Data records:
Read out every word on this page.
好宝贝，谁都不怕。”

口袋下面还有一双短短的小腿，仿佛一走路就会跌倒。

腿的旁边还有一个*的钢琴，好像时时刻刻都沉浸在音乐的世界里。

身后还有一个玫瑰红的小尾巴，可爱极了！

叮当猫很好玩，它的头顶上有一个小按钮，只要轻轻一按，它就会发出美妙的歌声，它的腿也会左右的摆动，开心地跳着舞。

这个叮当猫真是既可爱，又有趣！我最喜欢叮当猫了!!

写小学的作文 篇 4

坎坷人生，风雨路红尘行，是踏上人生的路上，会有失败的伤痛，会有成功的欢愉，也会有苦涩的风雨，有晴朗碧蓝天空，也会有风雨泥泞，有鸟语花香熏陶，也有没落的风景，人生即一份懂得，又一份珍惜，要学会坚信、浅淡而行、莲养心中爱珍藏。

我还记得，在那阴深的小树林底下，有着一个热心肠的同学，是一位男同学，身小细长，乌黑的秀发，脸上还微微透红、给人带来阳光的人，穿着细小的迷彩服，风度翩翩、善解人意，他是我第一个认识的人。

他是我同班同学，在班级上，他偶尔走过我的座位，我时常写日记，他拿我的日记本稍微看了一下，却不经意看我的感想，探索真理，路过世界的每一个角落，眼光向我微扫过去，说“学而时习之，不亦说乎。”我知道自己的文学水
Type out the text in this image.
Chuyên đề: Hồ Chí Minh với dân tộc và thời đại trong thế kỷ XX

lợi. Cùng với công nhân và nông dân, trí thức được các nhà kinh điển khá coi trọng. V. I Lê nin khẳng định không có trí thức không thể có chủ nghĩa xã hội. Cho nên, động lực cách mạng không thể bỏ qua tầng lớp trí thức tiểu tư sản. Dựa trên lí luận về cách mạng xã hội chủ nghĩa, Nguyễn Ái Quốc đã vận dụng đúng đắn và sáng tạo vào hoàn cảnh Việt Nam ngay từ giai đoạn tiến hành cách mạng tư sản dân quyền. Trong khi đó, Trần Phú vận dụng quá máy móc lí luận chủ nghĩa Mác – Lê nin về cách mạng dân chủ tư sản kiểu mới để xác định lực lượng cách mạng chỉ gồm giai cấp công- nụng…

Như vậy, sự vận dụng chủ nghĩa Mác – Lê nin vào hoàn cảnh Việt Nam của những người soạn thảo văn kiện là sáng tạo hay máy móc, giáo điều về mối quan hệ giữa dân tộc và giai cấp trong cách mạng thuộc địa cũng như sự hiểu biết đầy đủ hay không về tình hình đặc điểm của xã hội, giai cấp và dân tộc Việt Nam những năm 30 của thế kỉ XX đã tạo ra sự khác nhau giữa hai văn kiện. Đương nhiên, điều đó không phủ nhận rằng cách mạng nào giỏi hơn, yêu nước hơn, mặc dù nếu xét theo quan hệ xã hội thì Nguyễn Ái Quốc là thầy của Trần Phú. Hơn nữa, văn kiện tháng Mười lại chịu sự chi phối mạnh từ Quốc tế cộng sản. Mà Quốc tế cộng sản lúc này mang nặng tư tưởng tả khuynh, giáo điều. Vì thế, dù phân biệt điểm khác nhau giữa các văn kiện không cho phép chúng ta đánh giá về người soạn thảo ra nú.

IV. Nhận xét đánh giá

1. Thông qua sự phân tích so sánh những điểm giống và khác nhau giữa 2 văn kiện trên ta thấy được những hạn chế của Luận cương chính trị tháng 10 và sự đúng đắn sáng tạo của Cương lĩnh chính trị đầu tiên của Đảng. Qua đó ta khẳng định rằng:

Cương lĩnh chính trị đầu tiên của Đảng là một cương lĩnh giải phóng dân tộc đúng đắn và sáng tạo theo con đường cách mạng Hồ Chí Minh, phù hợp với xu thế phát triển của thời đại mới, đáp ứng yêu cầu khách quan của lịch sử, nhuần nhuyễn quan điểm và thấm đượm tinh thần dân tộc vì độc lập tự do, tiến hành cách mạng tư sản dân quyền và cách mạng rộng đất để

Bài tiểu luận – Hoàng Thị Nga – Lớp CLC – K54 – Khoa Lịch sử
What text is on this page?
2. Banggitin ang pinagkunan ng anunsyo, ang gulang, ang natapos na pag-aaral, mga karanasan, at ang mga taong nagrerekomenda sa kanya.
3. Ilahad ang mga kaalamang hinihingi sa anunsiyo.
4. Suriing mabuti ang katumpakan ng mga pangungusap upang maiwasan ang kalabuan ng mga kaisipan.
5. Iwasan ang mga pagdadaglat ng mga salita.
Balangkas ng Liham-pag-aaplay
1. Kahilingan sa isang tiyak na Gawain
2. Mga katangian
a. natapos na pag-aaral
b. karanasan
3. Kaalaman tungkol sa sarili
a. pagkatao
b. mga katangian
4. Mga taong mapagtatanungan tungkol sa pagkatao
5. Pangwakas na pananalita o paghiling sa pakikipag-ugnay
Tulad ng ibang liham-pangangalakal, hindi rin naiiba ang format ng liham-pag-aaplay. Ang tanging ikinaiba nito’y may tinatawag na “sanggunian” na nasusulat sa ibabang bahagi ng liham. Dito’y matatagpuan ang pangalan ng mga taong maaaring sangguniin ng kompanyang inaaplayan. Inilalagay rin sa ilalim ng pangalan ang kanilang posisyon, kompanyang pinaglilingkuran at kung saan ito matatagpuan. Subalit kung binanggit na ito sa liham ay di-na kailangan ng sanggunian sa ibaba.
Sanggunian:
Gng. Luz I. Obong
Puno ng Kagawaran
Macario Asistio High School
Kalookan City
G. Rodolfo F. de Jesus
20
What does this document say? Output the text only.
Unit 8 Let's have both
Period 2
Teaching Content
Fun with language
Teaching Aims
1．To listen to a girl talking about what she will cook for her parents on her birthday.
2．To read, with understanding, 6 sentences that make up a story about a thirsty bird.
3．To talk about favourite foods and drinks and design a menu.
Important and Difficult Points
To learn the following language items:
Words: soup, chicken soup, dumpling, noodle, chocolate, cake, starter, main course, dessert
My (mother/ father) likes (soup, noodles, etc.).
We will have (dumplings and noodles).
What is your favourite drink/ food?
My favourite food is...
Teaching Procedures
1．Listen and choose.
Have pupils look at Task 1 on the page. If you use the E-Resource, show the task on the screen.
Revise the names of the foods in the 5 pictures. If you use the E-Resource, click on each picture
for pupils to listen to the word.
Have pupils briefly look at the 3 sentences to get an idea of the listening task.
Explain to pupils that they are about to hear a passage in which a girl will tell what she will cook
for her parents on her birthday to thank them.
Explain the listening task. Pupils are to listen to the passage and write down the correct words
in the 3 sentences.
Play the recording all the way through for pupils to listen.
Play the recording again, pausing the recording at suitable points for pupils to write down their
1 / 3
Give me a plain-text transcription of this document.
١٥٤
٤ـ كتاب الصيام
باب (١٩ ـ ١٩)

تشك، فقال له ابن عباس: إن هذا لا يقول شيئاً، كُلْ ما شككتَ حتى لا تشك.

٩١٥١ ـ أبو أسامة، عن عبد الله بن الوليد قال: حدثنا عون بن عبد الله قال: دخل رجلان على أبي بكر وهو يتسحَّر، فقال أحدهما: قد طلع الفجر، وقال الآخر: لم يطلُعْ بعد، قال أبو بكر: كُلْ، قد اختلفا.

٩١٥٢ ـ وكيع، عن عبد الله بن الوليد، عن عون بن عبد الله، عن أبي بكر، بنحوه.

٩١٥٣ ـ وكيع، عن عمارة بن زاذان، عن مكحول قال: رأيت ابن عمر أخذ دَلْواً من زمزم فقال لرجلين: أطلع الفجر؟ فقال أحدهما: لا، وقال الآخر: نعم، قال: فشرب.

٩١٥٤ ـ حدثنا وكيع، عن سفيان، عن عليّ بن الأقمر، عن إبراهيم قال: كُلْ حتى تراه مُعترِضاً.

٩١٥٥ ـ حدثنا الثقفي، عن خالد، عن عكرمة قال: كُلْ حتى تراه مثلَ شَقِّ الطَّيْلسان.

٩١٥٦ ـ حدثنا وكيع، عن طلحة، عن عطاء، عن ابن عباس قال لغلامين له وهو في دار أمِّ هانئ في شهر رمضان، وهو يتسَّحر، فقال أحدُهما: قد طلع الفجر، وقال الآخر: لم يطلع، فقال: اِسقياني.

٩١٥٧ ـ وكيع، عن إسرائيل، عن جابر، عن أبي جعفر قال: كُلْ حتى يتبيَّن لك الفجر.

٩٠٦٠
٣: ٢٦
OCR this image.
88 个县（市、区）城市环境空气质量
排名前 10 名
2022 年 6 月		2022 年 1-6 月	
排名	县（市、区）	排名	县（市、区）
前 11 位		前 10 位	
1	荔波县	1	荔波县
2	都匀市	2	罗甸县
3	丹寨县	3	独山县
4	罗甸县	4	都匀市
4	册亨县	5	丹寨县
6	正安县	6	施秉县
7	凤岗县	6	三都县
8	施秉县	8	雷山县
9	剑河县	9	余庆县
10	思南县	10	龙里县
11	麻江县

■ **Written exercise**
Check every line of the entries above for the word "task" and report how many lines contain it, giving the number only.

■ **Expected output**
3